→ **WRITTEN INSTRUCTION**
Do not carry the pictures over; copy every other part of the entries exactly.

→ **EXERCISE MATERIAL**
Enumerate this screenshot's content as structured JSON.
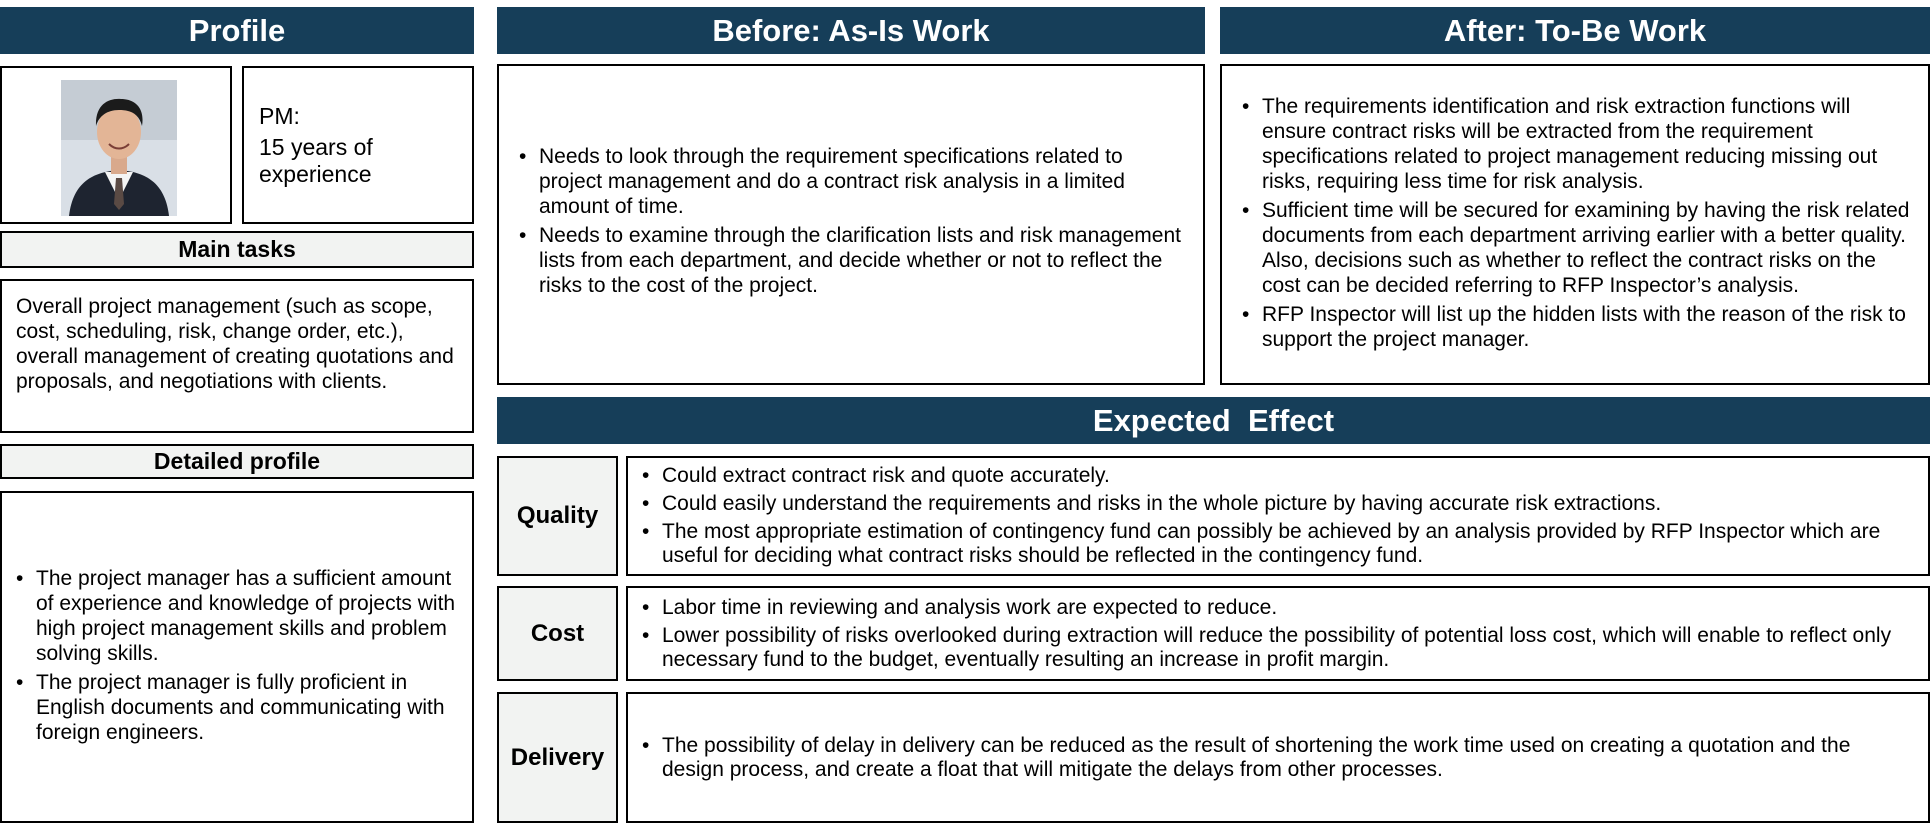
{
  "colors": {
    "header_bg": "#163e59",
    "label_bg": "#f2f3f2"
  },
  "profile": {
    "header": "Profile",
    "avatar_alt": "avatar",
    "role": "PM:",
    "experience": "15 years of experience",
    "main_tasks_label": "Main tasks",
    "main_tasks_text": "Overall project management (such as scope, cost, scheduling, risk, change order, etc.), overall management of creating quotations and proposals, and negotiations with clients.",
    "detailed_label": "Detailed profile",
    "detailed_items": [
      "The project manager has a sufficient amount of experience and knowledge of projects with high project management skills and problem solving skills.",
      "The project manager is fully proficient in English documents and communicating with foreign engineers."
    ]
  },
  "before": {
    "header": "Before: As-Is Work",
    "items": [
      "Needs to look through the requirement specifications related to project management and do a contract risk analysis in a limited amount of time.",
      "Needs to examine through the clarification lists and risk management lists from each department, and decide whether or not to reflect the risks to the cost of the project."
    ]
  },
  "after": {
    "header": "After: To-Be Work",
    "items": [
      "The requirements identification and risk extraction functions will ensure contract risks will be extracted from the requirement specifications related to project management  reducing missing out risks, requiring less time for risk analysis.",
      "Sufficient time will be secured for examining by having the risk related documents from each department arriving earlier with a better quality. Also, decisions such as whether to reflect the contract risks on the cost can be decided referring to RFP Inspector’s analysis.",
      "RFP Inspector will list up the hidden lists with the reason of the risk to support the project manager."
    ]
  },
  "effect": {
    "header": "Expected  Effect",
    "quality": {
      "label": "Quality",
      "items": [
        "Could extract contract risk and quote accurately.",
        "Could easily understand the requirements and  risks in the whole picture by having accurate risk extractions.",
        "The most appropriate estimation of contingency fund can possibly be achieved by an analysis provided by RFP Inspector which are useful for deciding what contract risks should be reflected in the contingency fund."
      ]
    },
    "cost": {
      "label": "Cost",
      "items": [
        "Labor time in reviewing and analysis work are expected to reduce.",
        "Lower possibility of risks overlooked during extraction will reduce the possibility of potential loss cost, which will enable to reflect only necessary fund to the budget, eventually resulting an increase in profit margin."
      ]
    },
    "delivery": {
      "label": "Delivery",
      "items": [
        "The possibility of delay in delivery can be reduced as the result of shortening the work time used on creating a quotation and the design process, and create a float that will mitigate the delays from other processes."
      ]
    }
  }
}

→ **WRITTEN RESPONSE**
Enumerate this screenshot's content as structured JSON.
{
  "colors": {
    "header_bg": "#163e59",
    "label_bg": "#f2f3f2"
  },
  "profile": {
    "header": "Profile",
    "avatar_alt": "avatar",
    "role": "PM:",
    "experience": "15 years of experience",
    "main_tasks_label": "Main tasks",
    "main_tasks_text": "Overall project management (such as scope, cost, scheduling, risk, change order, etc.), overall management of creating quotations and proposals, and negotiations with clients.",
    "detailed_label": "Detailed profile",
    "detailed_items": [
      "The project manager has a sufficient amount of experience and knowledge of projects with high project management skills and problem solving skills.",
      "The project manager is fully proficient in English documents and communicating with foreign engineers."
    ]
  },
  "before": {
    "header": "Before: As-Is Work",
    "items": [
      "Needs to look through the requirement specifications related to project management and do a contract risk analysis in a limited amount of time.",
      "Needs to examine through the clarification lists and risk management lists from each department, and decide whether or not to reflect the risks to the cost of the project."
    ]
  },
  "after": {
    "header": "After: To-Be Work",
    "items": [
      "The requirements identification and risk extraction functions will ensure contract risks will be extracted from the requirement specifications related to project management  reducing missing out risks, requiring less time for risk analysis.",
      "Sufficient time will be secured for examining by having the risk related documents from each department arriving earlier with a better quality. Also, decisions such as whether to reflect the contract risks on the cost can be decided referring to RFP Inspector’s analysis.",
      "RFP Inspector will list up the hidden lists with the reason of the risk to support the project manager."
    ]
  },
  "effect": {
    "header": "Expected  Effect",
    "quality": {
      "label": "Quality",
      "items": [
        "Could extract contract risk and quote accurately.",
        "Could easily understand the requirements and  risks in the whole picture by having accurate risk extractions.",
        "The most appropriate estimation of contingency fund can possibly be achieved by an analysis provided by RFP Inspector which are useful for deciding what contract risks should be reflected in the contingency fund."
      ]
    },
    "cost": {
      "label": "Cost",
      "items": [
        "Labor time in reviewing and analysis work are expected to reduce.",
        "Lower possibility of risks overlooked during extraction will reduce the possibility of potential loss cost, which will enable to reflect only necessary fund to the budget, eventually resulting an increase in profit margin."
      ]
    },
    "delivery": {
      "label": "Delivery",
      "items": [
        "The possibility of delay in delivery can be reduced as the result of shortening the work time used on creating a quotation and the design process, and create a float that will mitigate the delays from other processes."
      ]
    }
  }
}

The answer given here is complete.